## Requirement
In the entries below, count each line holding the word "name". Answer with the total alone.

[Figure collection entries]
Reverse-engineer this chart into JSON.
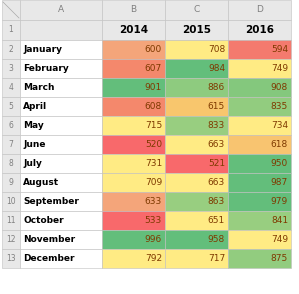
{
  "col_letters": [
    "A",
    "B",
    "C",
    "D"
  ],
  "col_headers": [
    "2014",
    "2015",
    "2016"
  ],
  "months": [
    "January",
    "February",
    "March",
    "April",
    "May",
    "June",
    "July",
    "August",
    "September",
    "October",
    "November",
    "December"
  ],
  "values": [
    [
      600,
      708,
      594
    ],
    [
      607,
      984,
      749
    ],
    [
      901,
      886,
      908
    ],
    [
      608,
      615,
      835
    ],
    [
      715,
      833,
      734
    ],
    [
      520,
      663,
      618
    ],
    [
      731,
      521,
      950
    ],
    [
      709,
      663,
      987
    ],
    [
      633,
      863,
      979
    ],
    [
      533,
      651,
      841
    ],
    [
      996,
      958,
      749
    ],
    [
      792,
      717,
      875
    ]
  ],
  "cell_colors": [
    [
      "#F4A57A",
      "#FFEB84",
      "#F47A6E"
    ],
    [
      "#F4886C",
      "#63BE7B",
      "#FFEB84"
    ],
    [
      "#63BE7B",
      "#8ECB7F",
      "#84C87D"
    ],
    [
      "#F4886C",
      "#F8C66D",
      "#92CC7F"
    ],
    [
      "#FFEB84",
      "#98CE80",
      "#FFEB84"
    ],
    [
      "#F8696B",
      "#FFEB84",
      "#F8C470"
    ],
    [
      "#FFEB84",
      "#F8696B",
      "#63BE7B"
    ],
    [
      "#FFEB84",
      "#FFEB84",
      "#63BE7B"
    ],
    [
      "#F4A57A",
      "#98CE80",
      "#63BE7B"
    ],
    [
      "#F8696B",
      "#FFEB84",
      "#98CE80"
    ],
    [
      "#63BE7B",
      "#63BE7B",
      "#FFEB84"
    ],
    [
      "#FFEB84",
      "#FFEB84",
      "#92CC7F"
    ]
  ],
  "header_bg": "#E8E8E8",
  "month_bg": "#FFFFFF",
  "grid_color": "#BFBFBF",
  "fig_bg": "#FFFFFF",
  "value_text_color": "#7F3A00",
  "month_text_color": "#000000",
  "header_letter_color": "#808080",
  "row_num_color": "#808080",
  "year_text_color": "#000000"
}
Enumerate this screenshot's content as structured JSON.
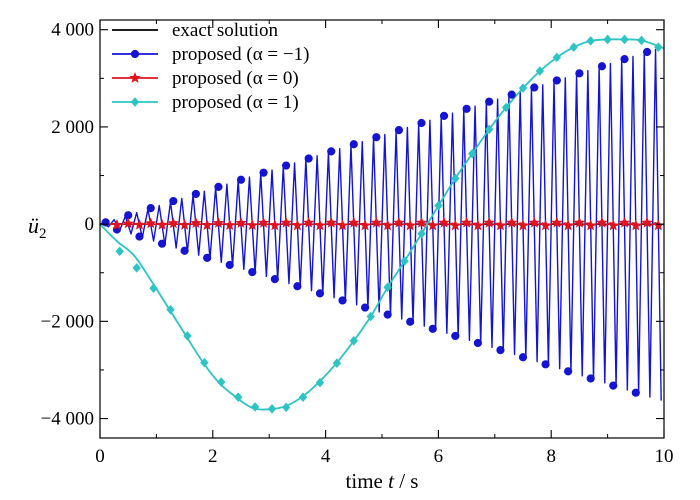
{
  "chart_data": {
    "type": "line",
    "title": "",
    "xlabel_prefix": "time ",
    "xlabel_var": "t",
    "xlabel_suffix": " / s",
    "ylabel_var": "ü",
    "ylabel_sub": "2",
    "xlim": [
      0,
      10
    ],
    "ylim": [
      -4400,
      4200
    ],
    "x_ticks": [
      0,
      2,
      4,
      6,
      8,
      10
    ],
    "x_tick_labels": [
      "0",
      "2",
      "4",
      "6",
      "8",
      "10"
    ],
    "y_ticks": [
      -4000,
      -2000,
      0,
      2000,
      4000
    ],
    "y_tick_labels": [
      "−4 000",
      "−2 000",
      "0",
      "2 000",
      "4 000"
    ],
    "grid": false,
    "legend_position": "top-left",
    "legend": [
      {
        "label": "exact solution",
        "color": "#000000",
        "marker": "none"
      },
      {
        "label": "proposed (α = −1)",
        "color": "#1414d2",
        "marker": "circle"
      },
      {
        "label": "proposed (α = 0)",
        "color": "#e0141e",
        "marker": "star"
      },
      {
        "label": "proposed (α = 1)",
        "color": "#2ec4c4",
        "marker": "diamond"
      }
    ],
    "series": [
      {
        "name": "exact solution",
        "color": "#000000",
        "description_points": {
          "x": [
            0,
            10
          ],
          "y": [
            0,
            0
          ]
        }
      },
      {
        "name": "proposed (α = −1)",
        "color": "#1414d2",
        "oscillation_period": 0.2,
        "envelope": {
          "x": [
            0,
            10
          ],
          "amplitude": [
            0,
            3650
          ]
        },
        "marker_points": {
          "x": [
            0.1,
            0.3,
            0.5,
            0.7,
            0.9,
            1.1,
            1.3,
            1.5,
            1.7,
            1.9,
            2.1,
            2.3,
            2.5,
            2.7,
            2.9,
            3.1,
            3.3,
            3.5,
            3.7,
            3.9,
            4.1,
            4.3,
            4.5,
            4.7,
            4.9,
            5.1,
            5.3,
            5.5,
            5.7,
            5.9,
            6.1,
            6.3,
            6.5,
            6.7,
            6.9,
            7.1,
            7.3,
            7.5,
            7.7,
            7.9,
            8.1,
            8.3,
            8.5,
            8.7,
            8.9,
            9.1,
            9.3,
            9.5,
            9.7
          ],
          "y": [
            37,
            -110,
            183,
            -256,
            329,
            -402,
            475,
            -548,
            621,
            -694,
            767,
            -840,
            913,
            -986,
            1059,
            -1132,
            1205,
            -1278,
            1351,
            -1424,
            1497,
            -1570,
            1643,
            -1716,
            1789,
            -1862,
            1935,
            -2008,
            2081,
            -2154,
            2227,
            -2300,
            2373,
            -2446,
            2519,
            -2592,
            2665,
            -2738,
            2811,
            -2884,
            2957,
            -3030,
            3103,
            -3176,
            3249,
            -3322,
            3395,
            -3468,
            3541
          ]
        }
      },
      {
        "name": "proposed (α = 0)",
        "color": "#e0141e",
        "oscillation_period": 0.2,
        "envelope": {
          "x": [
            0,
            10
          ],
          "amplitude": [
            0,
            30
          ]
        },
        "marker_points": {
          "x": [
            0.3,
            0.5,
            0.7,
            0.9,
            1.1,
            1.3,
            1.5,
            1.7,
            1.9,
            2.1,
            2.3,
            2.5,
            2.7,
            2.9,
            3.1,
            3.3,
            3.5,
            3.7,
            3.9,
            4.1,
            4.3,
            4.5,
            4.7,
            4.9,
            5.1,
            5.3,
            5.5,
            5.7,
            5.9,
            6.1,
            6.3,
            6.5,
            6.7,
            6.9,
            7.1,
            7.3,
            7.5,
            7.7,
            7.9,
            8.1,
            8.3,
            8.5,
            8.7,
            8.9,
            9.1,
            9.3,
            9.5,
            9.7,
            9.9
          ],
          "y": [
            -18,
            12,
            -14,
            16,
            -16,
            18,
            -18,
            20,
            -20,
            22,
            -22,
            24,
            -24,
            26,
            -26,
            28,
            -28,
            28,
            -28,
            28,
            -28,
            28,
            -28,
            28,
            -28,
            28,
            -28,
            28,
            -28,
            28,
            -28,
            28,
            -28,
            28,
            -28,
            28,
            -28,
            28,
            -28,
            28,
            -28,
            28,
            -28,
            28,
            -28,
            28,
            -28,
            28,
            -28
          ]
        }
      },
      {
        "name": "proposed (α = 1)",
        "color": "#2ec4c4",
        "curve": {
          "x": [
            0,
            0.3,
            0.6,
            0.9,
            1.2,
            1.5,
            1.8,
            2.1,
            2.4,
            2.7,
            3.0,
            3.3,
            3.6,
            3.9,
            4.2,
            4.5,
            4.8,
            5.1,
            5.4,
            5.7,
            6.0,
            6.3,
            6.6,
            6.9,
            7.2,
            7.5,
            7.8,
            8.1,
            8.4,
            8.7,
            9.0,
            9.3,
            9.6,
            10.0
          ],
          "y": [
            0,
            -350,
            -640,
            -1150,
            -1700,
            -2250,
            -2800,
            -3250,
            -3550,
            -3780,
            -3810,
            -3740,
            -3540,
            -3230,
            -2850,
            -2400,
            -1900,
            -1300,
            -760,
            -200,
            380,
            940,
            1450,
            1950,
            2400,
            2800,
            3150,
            3430,
            3640,
            3770,
            3800,
            3800,
            3780,
            3620
          ]
        },
        "marker_points": {
          "x": [
            0.35,
            0.65,
            0.95,
            1.25,
            1.55,
            1.85,
            2.15,
            2.45,
            2.75,
            3.05,
            3.3,
            3.6,
            3.9,
            4.2,
            4.5,
            4.8,
            5.1,
            5.4,
            5.7,
            6.0,
            6.3,
            6.6,
            6.9,
            7.2,
            7.5,
            7.8,
            8.1,
            8.4,
            8.7,
            9.0,
            9.3,
            9.6,
            9.9
          ],
          "y": [
            -560,
            -900,
            -1320,
            -1760,
            -2300,
            -2850,
            -3250,
            -3560,
            -3760,
            -3800,
            -3770,
            -3560,
            -3260,
            -2860,
            -2400,
            -1900,
            -1300,
            -760,
            -200,
            380,
            940,
            1450,
            1950,
            2400,
            2800,
            3150,
            3430,
            3640,
            3770,
            3800,
            3800,
            3780,
            3640
          ]
        }
      }
    ]
  }
}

## Exercise response
4